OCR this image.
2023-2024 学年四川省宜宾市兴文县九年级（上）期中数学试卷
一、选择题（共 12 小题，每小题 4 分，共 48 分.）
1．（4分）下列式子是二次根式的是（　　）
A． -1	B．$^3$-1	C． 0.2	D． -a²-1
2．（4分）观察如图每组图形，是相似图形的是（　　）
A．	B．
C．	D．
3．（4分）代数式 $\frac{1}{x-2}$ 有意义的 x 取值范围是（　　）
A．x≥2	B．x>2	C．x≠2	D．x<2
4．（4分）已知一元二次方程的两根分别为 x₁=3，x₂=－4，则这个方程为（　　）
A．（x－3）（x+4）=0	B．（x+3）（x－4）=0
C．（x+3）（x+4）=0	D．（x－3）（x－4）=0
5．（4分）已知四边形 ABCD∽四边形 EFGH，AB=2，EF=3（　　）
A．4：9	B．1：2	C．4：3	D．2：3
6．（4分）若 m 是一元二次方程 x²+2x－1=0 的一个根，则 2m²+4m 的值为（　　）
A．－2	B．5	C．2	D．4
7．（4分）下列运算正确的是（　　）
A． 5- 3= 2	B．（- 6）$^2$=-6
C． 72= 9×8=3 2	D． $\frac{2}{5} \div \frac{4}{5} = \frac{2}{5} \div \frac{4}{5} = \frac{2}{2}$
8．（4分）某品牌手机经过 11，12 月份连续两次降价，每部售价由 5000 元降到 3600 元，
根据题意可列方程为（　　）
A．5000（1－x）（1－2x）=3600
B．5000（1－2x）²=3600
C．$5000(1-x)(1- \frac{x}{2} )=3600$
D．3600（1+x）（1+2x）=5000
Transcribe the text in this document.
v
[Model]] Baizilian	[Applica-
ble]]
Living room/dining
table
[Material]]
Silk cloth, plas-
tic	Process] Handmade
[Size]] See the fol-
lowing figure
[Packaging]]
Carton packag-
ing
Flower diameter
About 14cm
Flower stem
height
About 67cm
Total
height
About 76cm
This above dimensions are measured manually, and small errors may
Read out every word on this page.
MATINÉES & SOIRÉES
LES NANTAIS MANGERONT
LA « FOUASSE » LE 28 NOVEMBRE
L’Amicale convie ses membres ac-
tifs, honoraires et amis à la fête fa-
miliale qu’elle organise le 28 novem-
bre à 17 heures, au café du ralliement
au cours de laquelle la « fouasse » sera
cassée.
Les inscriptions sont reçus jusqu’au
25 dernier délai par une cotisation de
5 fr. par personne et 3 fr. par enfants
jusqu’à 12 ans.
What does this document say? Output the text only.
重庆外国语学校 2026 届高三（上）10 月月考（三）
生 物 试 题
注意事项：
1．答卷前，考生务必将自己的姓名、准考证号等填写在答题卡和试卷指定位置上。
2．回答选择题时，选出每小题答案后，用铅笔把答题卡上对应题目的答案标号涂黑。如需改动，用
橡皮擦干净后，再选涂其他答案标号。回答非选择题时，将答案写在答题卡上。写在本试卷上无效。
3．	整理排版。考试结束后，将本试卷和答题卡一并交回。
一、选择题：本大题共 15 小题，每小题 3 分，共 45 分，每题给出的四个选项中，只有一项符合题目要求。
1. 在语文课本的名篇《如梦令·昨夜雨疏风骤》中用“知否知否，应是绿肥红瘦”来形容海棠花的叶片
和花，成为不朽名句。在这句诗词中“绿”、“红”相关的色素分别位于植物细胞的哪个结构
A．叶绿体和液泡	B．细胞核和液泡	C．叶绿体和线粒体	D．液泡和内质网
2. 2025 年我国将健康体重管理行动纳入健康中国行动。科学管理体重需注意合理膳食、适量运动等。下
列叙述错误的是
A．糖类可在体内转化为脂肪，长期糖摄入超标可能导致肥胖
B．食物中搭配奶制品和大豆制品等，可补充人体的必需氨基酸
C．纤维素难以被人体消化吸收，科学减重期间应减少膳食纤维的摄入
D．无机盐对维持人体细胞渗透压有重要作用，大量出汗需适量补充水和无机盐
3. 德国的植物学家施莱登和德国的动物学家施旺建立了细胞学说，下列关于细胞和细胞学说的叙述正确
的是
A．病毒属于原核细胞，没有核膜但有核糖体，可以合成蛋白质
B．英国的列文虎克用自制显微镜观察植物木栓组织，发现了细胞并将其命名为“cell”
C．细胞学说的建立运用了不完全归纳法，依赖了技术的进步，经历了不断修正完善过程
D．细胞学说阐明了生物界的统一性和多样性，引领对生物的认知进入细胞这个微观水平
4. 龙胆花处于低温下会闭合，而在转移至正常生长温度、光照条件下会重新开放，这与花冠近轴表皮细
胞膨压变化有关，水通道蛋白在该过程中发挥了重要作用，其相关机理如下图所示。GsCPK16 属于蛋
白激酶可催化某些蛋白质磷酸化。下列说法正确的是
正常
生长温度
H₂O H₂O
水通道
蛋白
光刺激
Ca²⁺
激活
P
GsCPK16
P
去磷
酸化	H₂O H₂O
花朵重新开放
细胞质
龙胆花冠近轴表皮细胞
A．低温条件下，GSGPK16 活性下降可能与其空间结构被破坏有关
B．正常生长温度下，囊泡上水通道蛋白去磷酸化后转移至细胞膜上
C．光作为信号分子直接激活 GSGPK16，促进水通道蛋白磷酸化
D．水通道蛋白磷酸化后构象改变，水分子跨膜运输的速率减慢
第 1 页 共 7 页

→ **Your objective**
Return all the data above once more, precisely as given.

→ **Complete output**
OCR this image.
2023-2024 学年四川省宜宾市兴文县九年级（上）期中数学试卷
一、选择题（共 12 小题，每小题 4 分，共 48 分.）
1．（4分）下列式子是二次根式的是（　　）
A． -1	B．$^3$-1	C． 0.2	D． -a²-1
2．（4分）观察如图每组图形，是相似图形的是（　　）
A．	B．
C．	D．
3．（4分）代数式 $\frac{1}{x-2}$ 有意义的 x 取值范围是（　　）
A．x≥2	B．x>2	C．x≠2	D．x<2
4．（4分）已知一元二次方程的两根分别为 x₁=3，x₂=－4，则这个方程为（　　）
A．（x－3）（x+4）=0	B．（x+3）（x－4）=0
C．（x+3）（x+4）=0	D．（x－3）（x－4）=0
5．（4分）已知四边形 ABCD∽四边形 EFGH，AB=2，EF=3（　　）
A．4：9	B．1：2	C．4：3	D．2：3
6．（4分）若 m 是一元二次方程 x²+2x－1=0 的一个根，则 2m²+4m 的值为（　　）
A．－2	B．5	C．2	D．4
7．（4分）下列运算正确的是（　　）
A． 5- 3= 2	B．（- 6）$^2$=-6
C． 72= 9×8=3 2	D． $\frac{2}{5} \div \frac{4}{5} = \frac{2}{5} \div \frac{4}{5} = \frac{2}{2}$
8．（4分）某品牌手机经过 11，12 月份连续两次降价，每部售价由 5000 元降到 3600 元，
根据题意可列方程为（　　）
A．5000（1－x）（1－2x）=3600
B．5000（1－2x）²=3600
C．$5000(1-x)(1- \frac{x}{2} )=3600$
D．3600（1+x）（1+2x）=5000
Transcribe the text in this document.
v
[Model]] Baizilian	[Applica-
ble]]
Living room/dining
table
[Material]]
Silk cloth, plas-
tic	Process] Handmade
[Size]] See the fol-
lowing figure
[Packaging]]
Carton packag-
ing
Flower diameter
About 14cm
Flower stem
height
About 67cm
Total
height
About 76cm
This above dimensions are measured manually, and small errors may
Read out every word on this page.
MATINÉES & SOIRÉES
LES NANTAIS MANGERONT
LA « FOUASSE » LE 28 NOVEMBRE
L’Amicale convie ses membres ac-
tifs, honoraires et amis à la fête fa-
miliale qu’elle organise le 28 novem-
bre à 17 heures, au café du ralliement
au cours de laquelle la « fouasse » sera
cassée.
Les inscriptions sont reçus jusqu’au
25 dernier délai par une cotisation de
5 fr. par personne et 3 fr. par enfants
jusqu’à 12 ans.
What does this document say? Output the text only.
重庆外国语学校 2026 届高三（上）10 月月考（三）
生 物 试 题
注意事项：
1．答卷前，考生务必将自己的姓名、准考证号等填写在答题卡和试卷指定位置上。
2．回答选择题时，选出每小题答案后，用铅笔把答题卡上对应题目的答案标号涂黑。如需改动，用
橡皮擦干净后，再选涂其他答案标号。回答非选择题时，将答案写在答题卡上。写在本试卷上无效。
3．	整理排版。考试结束后，将本试卷和答题卡一并交回。
一、选择题：本大题共 15 小题，每小题 3 分，共 45 分，每题给出的四个选项中，只有一项符合题目要求。
1. 在语文课本的名篇《如梦令·昨夜雨疏风骤》中用“知否知否，应是绿肥红瘦”来形容海棠花的叶片
和花，成为不朽名句。在这句诗词中“绿”、“红”相关的色素分别位于植物细胞的哪个结构
A．叶绿体和液泡	B．细胞核和液泡	C．叶绿体和线粒体	D．液泡和内质网
2. 2025 年我国将健康体重管理行动纳入健康中国行动。科学管理体重需注意合理膳食、适量运动等。下
列叙述错误的是
A．糖类可在体内转化为脂肪，长期糖摄入超标可能导致肥胖
B．食物中搭配奶制品和大豆制品等，可补充人体的必需氨基酸
C．纤维素难以被人体消化吸收，科学减重期间应减少膳食纤维的摄入
D．无机盐对维持人体细胞渗透压有重要作用，大量出汗需适量补充水和无机盐
3. 德国的植物学家施莱登和德国的动物学家施旺建立了细胞学说，下列关于细胞和细胞学说的叙述正确
的是
A．病毒属于原核细胞，没有核膜但有核糖体，可以合成蛋白质
B．英国的列文虎克用自制显微镜观察植物木栓组织，发现了细胞并将其命名为“cell”
C．细胞学说的建立运用了不完全归纳法，依赖了技术的进步，经历了不断修正完善过程
D．细胞学说阐明了生物界的统一性和多样性，引领对生物的认知进入细胞这个微观水平
4. 龙胆花处于低温下会闭合，而在转移至正常生长温度、光照条件下会重新开放，这与花冠近轴表皮细
胞膨压变化有关，水通道蛋白在该过程中发挥了重要作用，其相关机理如下图所示。GsCPK16 属于蛋
白激酶可催化某些蛋白质磷酸化。下列说法正确的是
正常
生长温度
H₂O H₂O
水通道
蛋白
光刺激
Ca²⁺
激活
P
GsCPK16
P
去磷
酸化	H₂O H₂O
花朵重新开放
细胞质
龙胆花冠近轴表皮细胞
A．低温条件下，GSGPK16 活性下降可能与其空间结构被破坏有关
B．正常生长温度下，囊泡上水通道蛋白去磷酸化后转移至细胞膜上
C．光作为信号分子直接激活 GSGPK16，促进水通道蛋白磷酸化
D．水通道蛋白磷酸化后构象改变，水分子跨膜运输的速率减慢
第 1 页 共 7 页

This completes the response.